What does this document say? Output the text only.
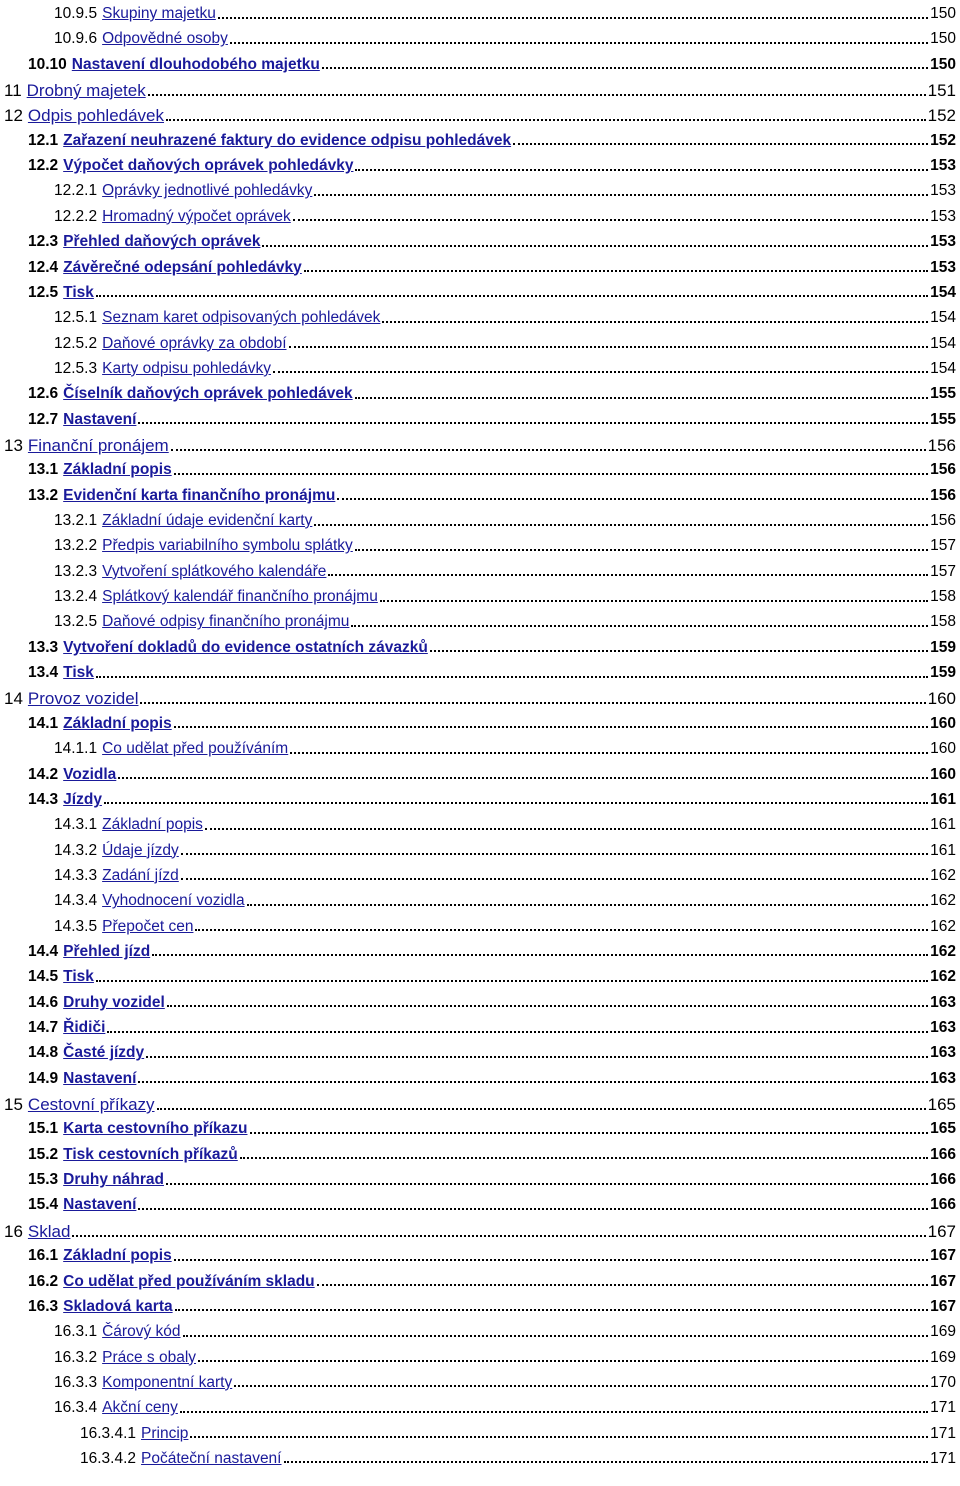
10.9.5 Skupiny majetku	150
10.9.6 Odpovědné osoby	150
10.10 Nastavení dlouhodobého majetku	150
11 Drobný majetek	151
12 Odpis pohledávek	152
12.1 Zařazení neuhrazené faktury do evidence odpisu pohledávek	152
12.2 Výpočet daňových oprávek pohledávky	153
12.2.1 Oprávky jednotlivé pohledávky	153
12.2.2 Hromadný výpočet oprávek	153
12.3 Přehled daňových oprávek	153
12.4 Závěrečné odepsání pohledávky	153
12.5 Tisk	154
12.5.1 Seznam karet odpisovaných pohledávek	154
12.5.2 Daňové oprávky za období	154
12.5.3 Karty odpisu pohledávky	154
12.6 Číselník daňových oprávek pohledávek	155
12.7 Nastavení	155
13 Finanční pronájem	156
13.1 Základní popis	156
13.2 Evidenční karta finančního pronájmu	156
13.2.1 Základní údaje evidenční karty	156
13.2.2 Předpis variabilního symbolu splátky	157
13.2.3 Vytvoření splátkového kalendáře	157
13.2.4 Splátkový kalendář finančního pronájmu	158
13.2.5 Daňové odpisy finančního pronájmu	158
13.3 Vytvoření dokladů do evidence ostatních závazků	159
13.4 Tisk	159
14 Provoz vozidel	160
14.1 Základní popis	160
14.1.1 Co udělat před používáním	160
14.2 Vozidla	160
14.3 Jízdy	161
14.3.1 Základní popis	161
14.3.2 Údaje jízdy	161
14.3.3 Zadání jízd	162
14.3.4 Vyhodnocení vozidla	162
14.3.5 Přepočet cen	162
14.4 Přehled jízd	162
14.5 Tisk	162
14.6 Druhy vozidel	163
14.7 Řidiči	163
14.8 Časté jízdy	163
14.9 Nastavení	163
15 Cestovní příkazy	165
15.1 Karta cestovního příkazu	165
15.2 Tisk cestovních příkazů	166
15.3 Druhy náhrad	166
15.4 Nastavení	166
16 Sklad	167
16.1 Základní popis	167
16.2 Co udělat před používáním skladu	167
16.3 Skladová karta	167
16.3.1 Čárový kód	169
16.3.2 Práce s obaly	169
16.3.3 Komponentní karty	170
16.3.4 Akční ceny	171
16.3.4.1 Princip	171
16.3.4.2 Počáteční nastavení	171
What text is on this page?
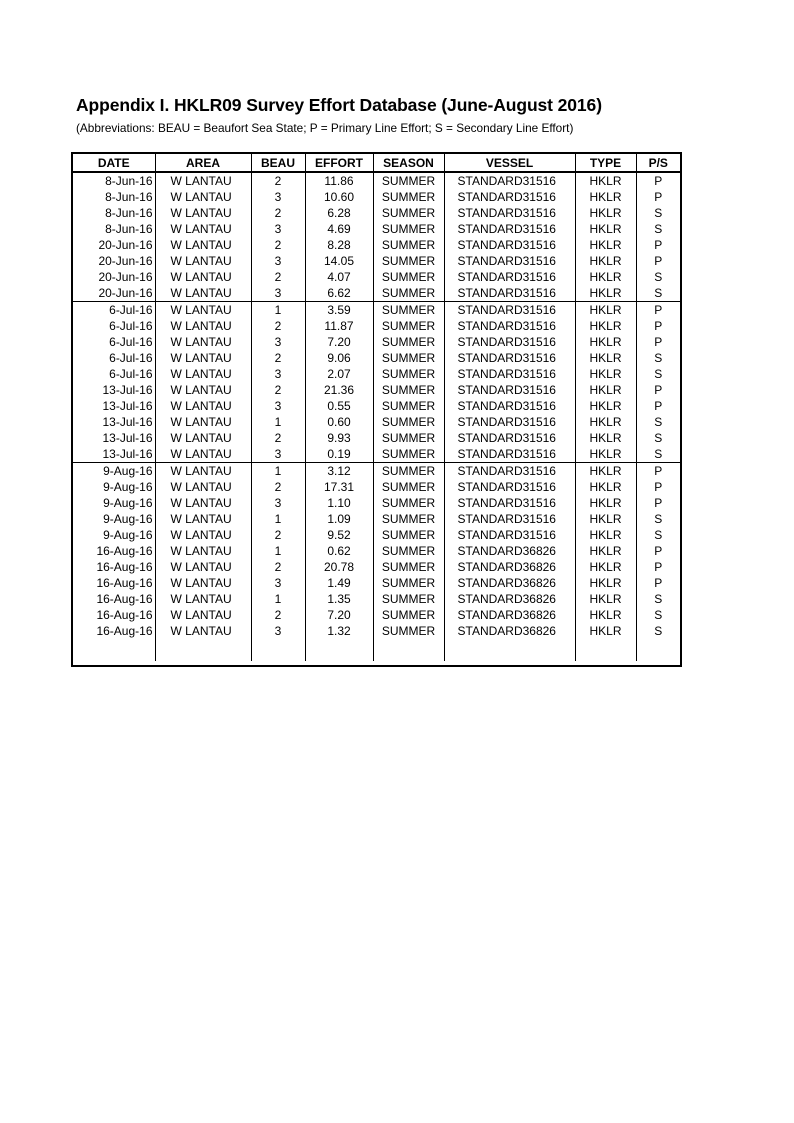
Appendix I. HKLR09 Survey Effort Database (June-August 2016)
(Abbreviations: BEAU = Beaufort Sea State; P = Primary Line Effort; S = Secondary Line Effort)
DATE	AREA	BEAU	EFFORT	SEASON	VESSEL	TYPE	P/S
8-Jun-16	W LANTAU	2	11.86	SUMMER	STANDARD31516	HKLR	P
8-Jun-16	W LANTAU	3	10.60	SUMMER	STANDARD31516	HKLR	P
8-Jun-16	W LANTAU	2	6.28	SUMMER	STANDARD31516	HKLR	S
8-Jun-16	W LANTAU	3	4.69	SUMMER	STANDARD31516	HKLR	S
20-Jun-16	W LANTAU	2	8.28	SUMMER	STANDARD31516	HKLR	P
20-Jun-16	W LANTAU	3	14.05	SUMMER	STANDARD31516	HKLR	P
20-Jun-16	W LANTAU	2	4.07	SUMMER	STANDARD31516	HKLR	S
20-Jun-16	W LANTAU	3	6.62	SUMMER	STANDARD31516	HKLR	S
6-Jul-16	W LANTAU	1	3.59	SUMMER	STANDARD31516	HKLR	P
6-Jul-16	W LANTAU	2	11.87	SUMMER	STANDARD31516	HKLR	P
6-Jul-16	W LANTAU	3	7.20	SUMMER	STANDARD31516	HKLR	P
6-Jul-16	W LANTAU	2	9.06	SUMMER	STANDARD31516	HKLR	S
6-Jul-16	W LANTAU	3	2.07	SUMMER	STANDARD31516	HKLR	S
13-Jul-16	W LANTAU	2	21.36	SUMMER	STANDARD31516	HKLR	P
13-Jul-16	W LANTAU	3	0.55	SUMMER	STANDARD31516	HKLR	P
13-Jul-16	W LANTAU	1	0.60	SUMMER	STANDARD31516	HKLR	S
13-Jul-16	W LANTAU	2	9.93	SUMMER	STANDARD31516	HKLR	S
13-Jul-16	W LANTAU	3	0.19	SUMMER	STANDARD31516	HKLR	S
9-Aug-16	W LANTAU	1	3.12	SUMMER	STANDARD31516	HKLR	P
9-Aug-16	W LANTAU	2	17.31	SUMMER	STANDARD31516	HKLR	P
9-Aug-16	W LANTAU	3	1.10	SUMMER	STANDARD31516	HKLR	P
9-Aug-16	W LANTAU	1	1.09	SUMMER	STANDARD31516	HKLR	S
9-Aug-16	W LANTAU	2	9.52	SUMMER	STANDARD31516	HKLR	S
16-Aug-16	W LANTAU	1	0.62	SUMMER	STANDARD36826	HKLR	P
16-Aug-16	W LANTAU	2	20.78	SUMMER	STANDARD36826	HKLR	P
16-Aug-16	W LANTAU	3	1.49	SUMMER	STANDARD36826	HKLR	P
16-Aug-16	W LANTAU	1	1.35	SUMMER	STANDARD36826	HKLR	S
16-Aug-16	W LANTAU	2	7.20	SUMMER	STANDARD36826	HKLR	S
16-Aug-16	W LANTAU	3	1.32	SUMMER	STANDARD36826	HKLR	S
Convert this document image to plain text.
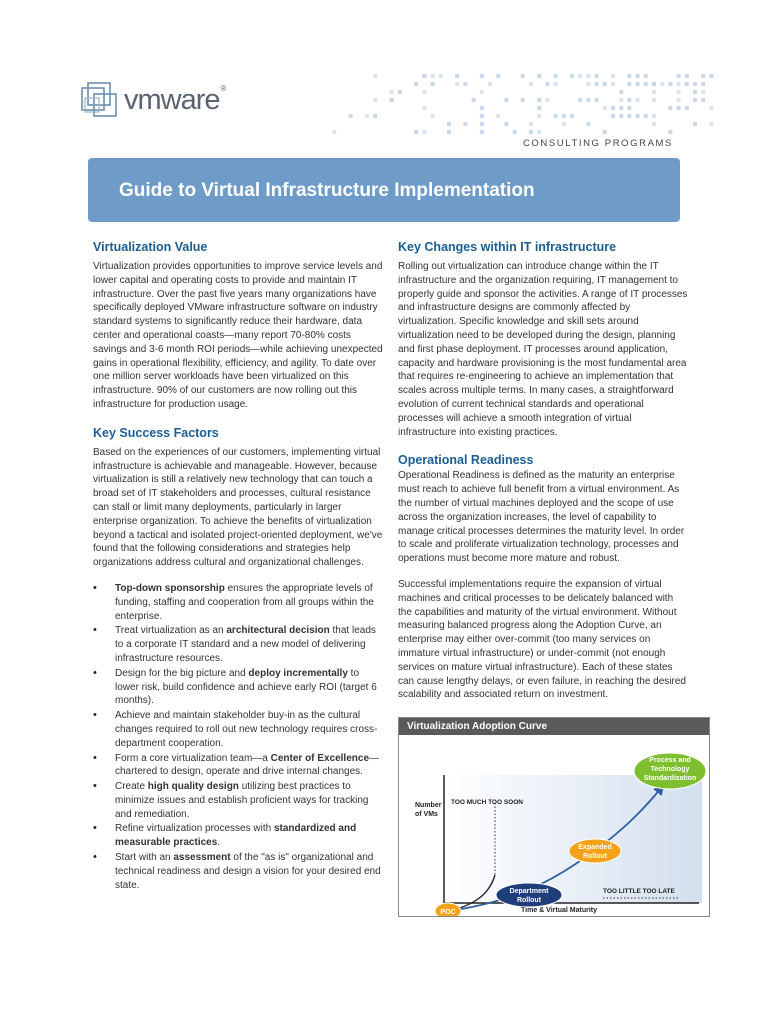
vmware®
CONSULTING PROGRAMS
Guide to Virtual Infrastructure Implementation
Virtualization Value

Virtualization provides opportunities to improve service levels and lower capital and operating costs to provide and maintain IT infrastructure. Over the past five years many organizations have specifically deployed VMware infrastructure software on industry standard systems to significantly reduce their hardware, data center and operational coasts—many report 70-80% costs savings and 3-6 month ROI periods—while achieving unexpected gains in operational flexibility, efficiency, and agility. To date over one million server workloads have been virtualized on this infrastructure. 90% of our customers are now rolling out this infrastructure for production usage.

Key Success Factors

Based on the experiences of our customers, implementing virtual infrastructure is achievable and manageable. However, because virtualization is still a relatively new technology that can touch a broad set of IT stakeholders and processes, cultural resistance can stall or limit many deployments, particularly in larger enterprise organization. To achieve the benefits of virtualization beyond a tactical and isolated project-oriented deployment, we've found that the following considerations and strategies help organizations address cultural and organizational challenges.

• Top-down sponsorship ensures the appropriate levels of funding, staffing and cooperation from all groups within the enterprise.
• Treat virtualization as an architectural decision that leads to a corporate IT standard and a new model of delivering infrastructure resources.
• Design for the big picture and deploy incrementally to lower risk, build confidence and achieve early ROI (target 6 months).
• Achieve and maintain stakeholder buy-in as the cultural changes required to roll out new technology requires cross-department cooperation.
• Form a core virtualization team—a Center of Excellence—chartered to design, operate and drive internal changes.
• Create high quality design utilizing best practices to minimize issues and establish proficient ways for tracking and remediation.
• Refine virtualization processes with standardized and measurable practices.
• Start with an assessment of the "as is" organizational and technical readiness and design a vision for your desired end state.
Key Changes within IT infrastructure

Rolling out virtualization can introduce change within the IT infrastructure and the organization requiring, IT management to properly guide and sponsor the activities. A range of IT processes and infrastructure designs are commonly affected by virtualization. Specific knowledge and skill sets around virtualization need to be developed during the design, planning and first phase deployment. IT processes around application, capacity and hardware provisioning is the most fundamental area that requires re-engineering to achieve an implementation that scales across multiple terms. In many cases, a straightforward evolution of current technical standards and operational processes will achieve a smooth integration of virtual infrastructure into existing practices.

Operational Readiness

Operational Readiness is defined as the maturity an enterprise must reach to achieve full benefit from a virtual environment. As the number of virtual machines deployed and the scope of use across the organization increases, the level of capability to manage critical processes determines the maturity level. In order to scale and proliferate virtualization technology, processes and operations must become more mature and robust.

Successful implementations require the expansion of virtual machines and critical processes to be delicately balanced with the capabilities and maturity of the virtual environment. Without measuring balanced progress along the Adoption Curve, an enterprise may either over-commit (too many services on immature virtual infrastructure) or under-commit (not enough services on mature virtual infrastructure). Each of these states can cause lengthy delays, or even failure, in reaching the desired scalability and associated return on investment.

Virtualization Adoption Curve
Number
of VMs
TOO MUCH TOO SOON
TOO LITTLE TOO LATE
Time & Virtual Maturity
POC
Department
Rollout
Expanded
Rollout
Process and
Technology
Standardization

* _Exercise_
From the entries above, extract every line where the word "BEAU" appears.

* _Correct answer_
(Abbreviations: BEAU = Beaufort Sea State; P = Primary Line Effort; S = Secondary Line Effort)
DATE	AREA	BEAU	EFFORT	SEASON	VESSEL	TYPE	P/S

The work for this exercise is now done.